* _YOUR TASK_: Skip the images and copy each record exactly as written.

▬▬▬▬▬▬

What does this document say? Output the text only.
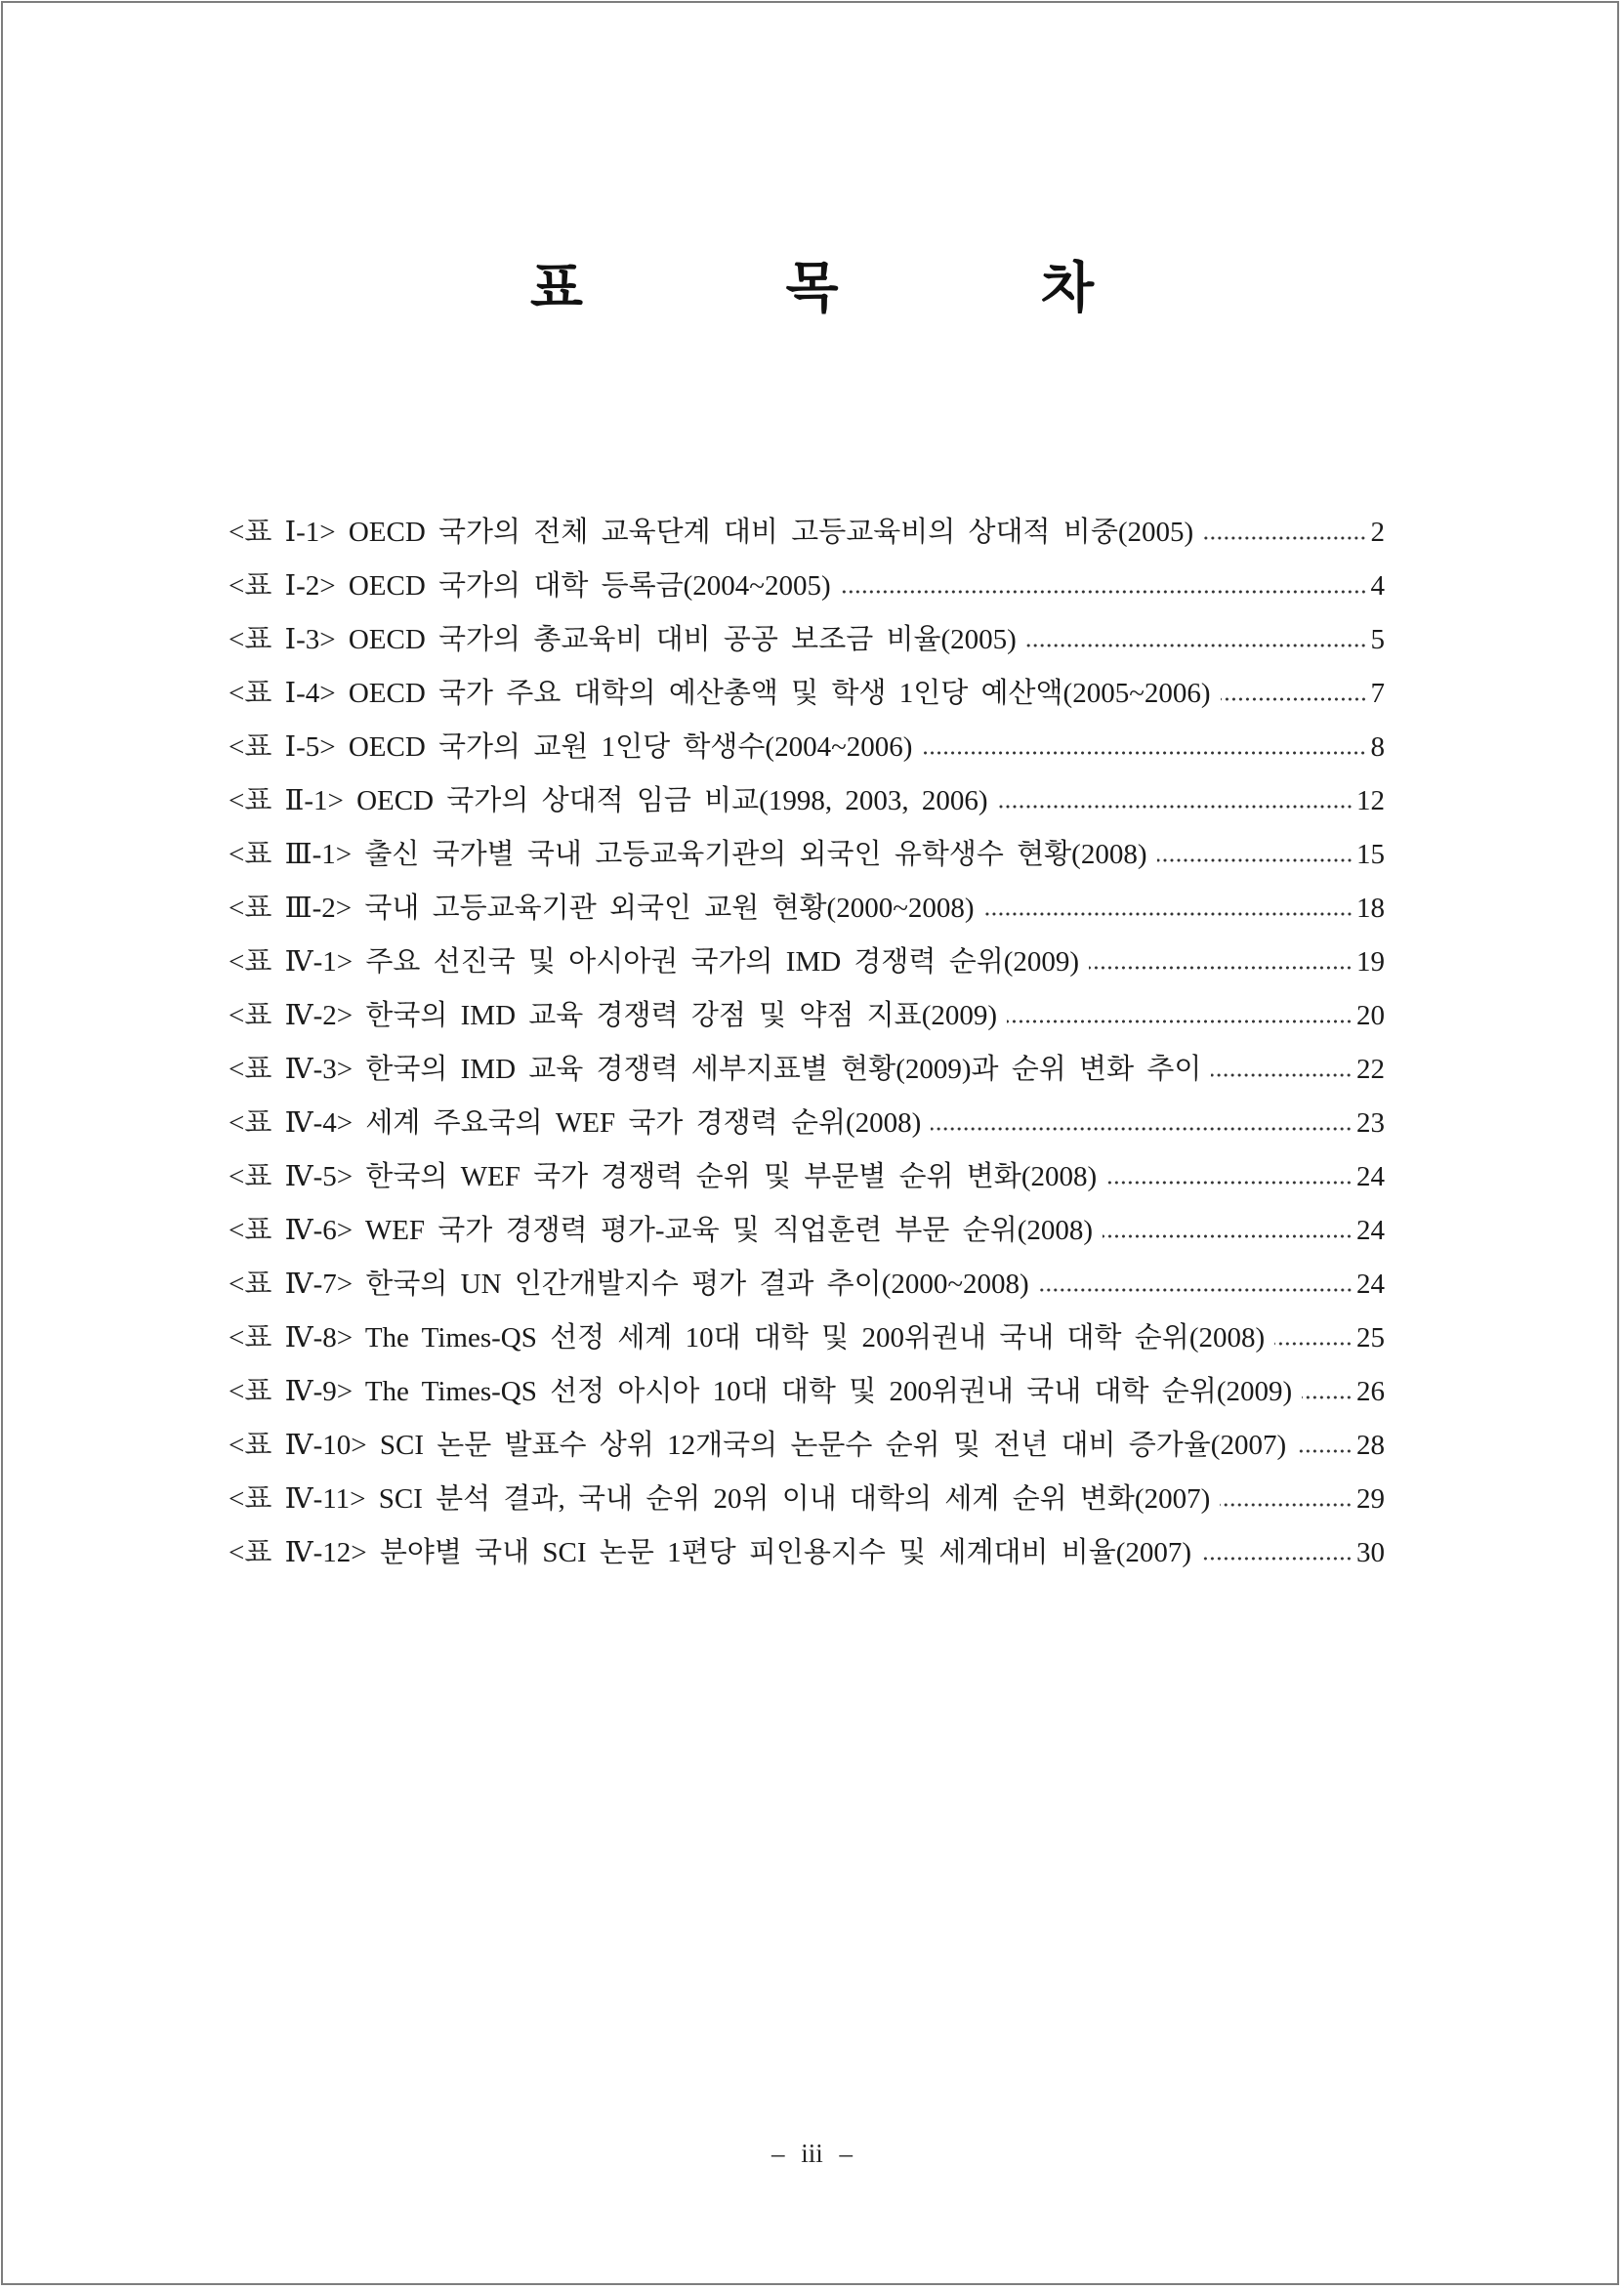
표 목 차
<표 Ⅰ-1> OECD 국가의 전체 교육단계 대비 고등교육비의 상대적 비중(2005)	2
<표 Ⅰ-2> OECD 국가의 대학 등록금(2004~2005)	4
<표 Ⅰ-3> OECD 국가의 총교육비 대비 공공 보조금 비율(2005)	5
<표 Ⅰ-4> OECD 국가 주요 대학의 예산총액 및 학생 1인당 예산액(2005~2006)	7
<표 Ⅰ-5> OECD 국가의 교원 1인당 학생수(2004~2006)	8
<표 Ⅱ-1> OECD 국가의 상대적 임금 비교(1998, 2003, 2006)	12
<표 Ⅲ-1> 출신 국가별 국내 고등교육기관의 외국인 유학생수 현황(2008)	15
<표 Ⅲ-2> 국내 고등교육기관 외국인 교원 현황(2000~2008)	18
<표 Ⅳ-1> 주요 선진국 및 아시아권 국가의 IMD 경쟁력 순위(2009)	19
<표 Ⅳ-2> 한국의 IMD 교육 경쟁력 강점 및 약점 지표(2009)	20
<표 Ⅳ-3> 한국의 IMD 교육 경쟁력 세부지표별 현황(2009)과 순위 변화 추이	22
<표 Ⅳ-4> 세계 주요국의 WEF 국가 경쟁력 순위(2008)	23
<표 Ⅳ-5> 한국의 WEF 국가 경쟁력 순위 및 부문별 순위 변화(2008)	24
<표 Ⅳ-6> WEF 국가 경쟁력 평가-교육 및 직업훈련 부문 순위(2008)	24
<표 Ⅳ-7> 한국의 UN 인간개발지수 평가 결과 추이(2000~2008)	24
<표 Ⅳ-8> The Times-QS 선정 세계 10대 대학 및 200위권내 국내 대학 순위(2008)	25
<표 Ⅳ-9> The Times-QS 선정 아시아 10대 대학 및 200위권내 국내 대학 순위(2009) 26
<표 Ⅳ-10> SCI 논문 발표수 상위 12개국의 논문수 순위 및 전년 대비 증가율(2007) 28
<표 Ⅳ-11> SCI 분석 결과, 국내 순위 20위 이내 대학의 세계 순위 변화(2007)	29
<표 Ⅳ-12> 분야별 국내 SCI 논문 1편당 피인용지수 및 세계대비 비율(2007)	30
– iii –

▬▬▬▬▬▬

* _EXERCISE RESULT_:
What does this document say? Output the text only.
표 목 차
<표 Ⅰ-1> OECD 국가의 전체 교육단계 대비 고등교육비의 상대적 비중(2005)	2
<표 Ⅰ-2> OECD 국가의 대학 등록금(2004~2005)	4
<표 Ⅰ-3> OECD 국가의 총교육비 대비 공공 보조금 비율(2005)	5
<표 Ⅰ-4> OECD 국가 주요 대학의 예산총액 및 학생 1인당 예산액(2005~2006)	7
<표 Ⅰ-5> OECD 국가의 교원 1인당 학생수(2004~2006)	8
<표 Ⅱ-1> OECD 국가의 상대적 임금 비교(1998, 2003, 2006)	12
<표 Ⅲ-1> 출신 국가별 국내 고등교육기관의 외국인 유학생수 현황(2008)	15
<표 Ⅲ-2> 국내 고등교육기관 외국인 교원 현황(2000~2008)	18
<표 Ⅳ-1> 주요 선진국 및 아시아권 국가의 IMD 경쟁력 순위(2009)	19
<표 Ⅳ-2> 한국의 IMD 교육 경쟁력 강점 및 약점 지표(2009)	20
<표 Ⅳ-3> 한국의 IMD 교육 경쟁력 세부지표별 현황(2009)과 순위 변화 추이	22
<표 Ⅳ-4> 세계 주요국의 WEF 국가 경쟁력 순위(2008)	23
<표 Ⅳ-5> 한국의 WEF 국가 경쟁력 순위 및 부문별 순위 변화(2008)	24
<표 Ⅳ-6> WEF 국가 경쟁력 평가-교육 및 직업훈련 부문 순위(2008)	24
<표 Ⅳ-7> 한국의 UN 인간개발지수 평가 결과 추이(2000~2008)	24
<표 Ⅳ-8> The Times-QS 선정 세계 10대 대학 및 200위권내 국내 대학 순위(2008)	25
<표 Ⅳ-9> The Times-QS 선정 아시아 10대 대학 및 200위권내 국내 대학 순위(2009) 26
<표 Ⅳ-10> SCI 논문 발표수 상위 12개국의 논문수 순위 및 전년 대비 증가율(2007) 28
<표 Ⅳ-11> SCI 분석 결과, 국내 순위 20위 이내 대학의 세계 순위 변화(2007)	29
<표 Ⅳ-12> 분야별 국내 SCI 논문 1편당 피인용지수 및 세계대비 비율(2007)	30
– iii –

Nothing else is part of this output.